[Records from a collection]

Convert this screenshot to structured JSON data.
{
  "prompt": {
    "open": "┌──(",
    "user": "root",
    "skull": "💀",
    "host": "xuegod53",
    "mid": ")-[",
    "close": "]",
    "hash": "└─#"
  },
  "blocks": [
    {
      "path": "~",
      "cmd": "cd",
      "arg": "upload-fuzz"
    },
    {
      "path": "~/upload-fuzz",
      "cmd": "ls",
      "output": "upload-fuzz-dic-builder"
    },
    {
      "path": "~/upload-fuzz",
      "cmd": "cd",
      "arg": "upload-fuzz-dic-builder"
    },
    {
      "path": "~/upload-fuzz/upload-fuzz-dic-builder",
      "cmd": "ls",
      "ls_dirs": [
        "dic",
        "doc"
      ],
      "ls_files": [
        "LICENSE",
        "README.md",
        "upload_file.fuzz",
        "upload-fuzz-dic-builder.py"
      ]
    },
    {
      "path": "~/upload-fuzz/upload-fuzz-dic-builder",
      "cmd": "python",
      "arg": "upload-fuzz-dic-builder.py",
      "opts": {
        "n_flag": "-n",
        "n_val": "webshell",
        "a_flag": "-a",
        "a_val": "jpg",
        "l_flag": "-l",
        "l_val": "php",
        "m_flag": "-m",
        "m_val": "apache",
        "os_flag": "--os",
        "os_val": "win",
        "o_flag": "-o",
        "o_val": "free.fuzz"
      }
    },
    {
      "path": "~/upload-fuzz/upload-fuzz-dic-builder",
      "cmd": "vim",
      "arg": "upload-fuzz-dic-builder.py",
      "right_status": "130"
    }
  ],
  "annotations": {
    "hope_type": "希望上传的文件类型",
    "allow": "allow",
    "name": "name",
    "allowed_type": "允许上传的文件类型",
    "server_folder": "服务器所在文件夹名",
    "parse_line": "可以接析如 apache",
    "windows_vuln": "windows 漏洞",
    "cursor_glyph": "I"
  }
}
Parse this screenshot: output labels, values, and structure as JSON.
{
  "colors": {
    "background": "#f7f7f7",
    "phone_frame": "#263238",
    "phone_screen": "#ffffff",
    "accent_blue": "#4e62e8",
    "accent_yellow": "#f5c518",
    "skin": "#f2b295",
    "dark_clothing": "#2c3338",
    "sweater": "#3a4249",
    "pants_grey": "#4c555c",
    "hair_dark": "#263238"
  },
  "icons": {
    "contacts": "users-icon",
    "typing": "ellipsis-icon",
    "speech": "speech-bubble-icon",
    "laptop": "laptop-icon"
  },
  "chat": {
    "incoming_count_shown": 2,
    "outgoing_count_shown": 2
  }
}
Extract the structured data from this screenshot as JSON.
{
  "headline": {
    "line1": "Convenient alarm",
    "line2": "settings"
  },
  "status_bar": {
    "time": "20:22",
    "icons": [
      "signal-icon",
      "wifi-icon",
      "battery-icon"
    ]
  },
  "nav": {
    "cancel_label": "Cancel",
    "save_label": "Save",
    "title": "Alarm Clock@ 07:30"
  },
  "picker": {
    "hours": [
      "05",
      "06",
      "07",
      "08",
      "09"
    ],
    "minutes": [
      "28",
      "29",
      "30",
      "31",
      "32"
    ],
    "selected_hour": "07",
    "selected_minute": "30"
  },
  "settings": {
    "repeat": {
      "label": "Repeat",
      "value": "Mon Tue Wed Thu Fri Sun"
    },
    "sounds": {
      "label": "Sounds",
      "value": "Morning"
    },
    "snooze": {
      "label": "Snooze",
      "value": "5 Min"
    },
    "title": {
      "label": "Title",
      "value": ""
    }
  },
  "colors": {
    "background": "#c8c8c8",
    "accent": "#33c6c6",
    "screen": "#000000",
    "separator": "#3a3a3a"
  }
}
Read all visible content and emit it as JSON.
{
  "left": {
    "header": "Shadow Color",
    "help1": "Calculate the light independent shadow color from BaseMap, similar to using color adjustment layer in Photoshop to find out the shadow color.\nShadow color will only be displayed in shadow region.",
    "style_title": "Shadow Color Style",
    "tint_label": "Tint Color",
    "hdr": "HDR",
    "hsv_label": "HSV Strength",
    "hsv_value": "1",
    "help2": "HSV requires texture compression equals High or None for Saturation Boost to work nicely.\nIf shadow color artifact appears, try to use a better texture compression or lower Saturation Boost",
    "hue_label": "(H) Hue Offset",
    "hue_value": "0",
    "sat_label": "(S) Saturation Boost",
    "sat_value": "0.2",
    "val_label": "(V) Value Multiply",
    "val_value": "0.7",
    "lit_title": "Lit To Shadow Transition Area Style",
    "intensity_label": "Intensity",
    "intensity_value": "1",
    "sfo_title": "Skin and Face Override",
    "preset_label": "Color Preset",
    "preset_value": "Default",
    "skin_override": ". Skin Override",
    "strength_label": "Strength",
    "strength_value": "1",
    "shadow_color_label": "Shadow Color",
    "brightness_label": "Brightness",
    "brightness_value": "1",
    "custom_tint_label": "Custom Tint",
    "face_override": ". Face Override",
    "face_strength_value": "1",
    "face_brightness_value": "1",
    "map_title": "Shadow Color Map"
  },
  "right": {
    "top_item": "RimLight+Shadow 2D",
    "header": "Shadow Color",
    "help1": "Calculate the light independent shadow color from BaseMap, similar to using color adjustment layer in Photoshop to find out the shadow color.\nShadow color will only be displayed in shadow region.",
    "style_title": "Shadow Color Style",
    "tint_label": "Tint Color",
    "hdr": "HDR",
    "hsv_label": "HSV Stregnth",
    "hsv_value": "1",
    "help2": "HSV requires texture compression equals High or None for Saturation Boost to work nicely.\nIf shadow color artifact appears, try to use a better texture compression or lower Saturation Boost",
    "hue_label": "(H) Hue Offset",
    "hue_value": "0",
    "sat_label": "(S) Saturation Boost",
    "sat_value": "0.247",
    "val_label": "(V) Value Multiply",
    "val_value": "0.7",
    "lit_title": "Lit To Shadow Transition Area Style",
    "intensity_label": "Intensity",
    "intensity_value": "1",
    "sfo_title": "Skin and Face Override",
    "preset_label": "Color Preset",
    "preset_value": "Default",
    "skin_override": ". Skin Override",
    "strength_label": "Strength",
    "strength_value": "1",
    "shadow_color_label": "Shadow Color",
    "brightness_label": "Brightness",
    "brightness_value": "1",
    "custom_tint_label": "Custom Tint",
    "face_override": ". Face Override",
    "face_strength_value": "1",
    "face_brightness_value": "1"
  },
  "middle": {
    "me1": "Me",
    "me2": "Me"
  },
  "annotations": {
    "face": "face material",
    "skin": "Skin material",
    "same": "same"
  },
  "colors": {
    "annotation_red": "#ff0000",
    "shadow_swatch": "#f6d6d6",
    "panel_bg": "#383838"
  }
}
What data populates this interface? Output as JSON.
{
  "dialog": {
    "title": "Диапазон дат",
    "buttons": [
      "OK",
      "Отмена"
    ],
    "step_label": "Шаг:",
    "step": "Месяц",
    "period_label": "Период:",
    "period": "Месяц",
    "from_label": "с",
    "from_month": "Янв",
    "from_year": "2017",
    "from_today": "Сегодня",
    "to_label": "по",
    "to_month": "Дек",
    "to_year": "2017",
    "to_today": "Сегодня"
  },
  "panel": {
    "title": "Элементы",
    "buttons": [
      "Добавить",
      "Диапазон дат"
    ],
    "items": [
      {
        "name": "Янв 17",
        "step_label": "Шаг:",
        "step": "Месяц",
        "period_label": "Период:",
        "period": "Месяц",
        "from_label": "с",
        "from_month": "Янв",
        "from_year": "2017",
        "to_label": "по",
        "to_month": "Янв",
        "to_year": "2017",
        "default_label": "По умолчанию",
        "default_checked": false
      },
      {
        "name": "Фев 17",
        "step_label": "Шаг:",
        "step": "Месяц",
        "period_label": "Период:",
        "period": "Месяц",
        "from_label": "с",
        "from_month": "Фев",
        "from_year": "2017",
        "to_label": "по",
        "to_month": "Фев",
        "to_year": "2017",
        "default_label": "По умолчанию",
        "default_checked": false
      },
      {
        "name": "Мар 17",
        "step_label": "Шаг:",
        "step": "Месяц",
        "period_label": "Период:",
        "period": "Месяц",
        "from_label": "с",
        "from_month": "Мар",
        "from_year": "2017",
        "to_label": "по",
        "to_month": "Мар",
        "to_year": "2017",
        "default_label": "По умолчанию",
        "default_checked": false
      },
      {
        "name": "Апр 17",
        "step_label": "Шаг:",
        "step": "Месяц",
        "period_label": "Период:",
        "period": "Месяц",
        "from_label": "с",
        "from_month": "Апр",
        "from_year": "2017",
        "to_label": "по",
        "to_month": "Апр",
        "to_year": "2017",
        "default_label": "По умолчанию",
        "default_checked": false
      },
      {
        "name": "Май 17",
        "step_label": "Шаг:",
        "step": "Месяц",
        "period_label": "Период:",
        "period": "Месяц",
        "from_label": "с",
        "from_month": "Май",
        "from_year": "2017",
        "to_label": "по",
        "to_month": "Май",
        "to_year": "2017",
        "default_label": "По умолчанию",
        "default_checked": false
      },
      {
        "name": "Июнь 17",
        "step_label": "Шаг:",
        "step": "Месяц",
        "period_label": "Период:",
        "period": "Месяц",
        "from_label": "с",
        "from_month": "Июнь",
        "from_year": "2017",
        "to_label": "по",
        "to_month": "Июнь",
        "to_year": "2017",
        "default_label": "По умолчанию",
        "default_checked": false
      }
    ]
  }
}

WHAT YOU NEED TO DO:
Show every line from the entries above in which "structured" appears.

TASK SOLUTION:
Convert this screenshot to structured JSON data.
Extract the structured data from this screenshot as JSON.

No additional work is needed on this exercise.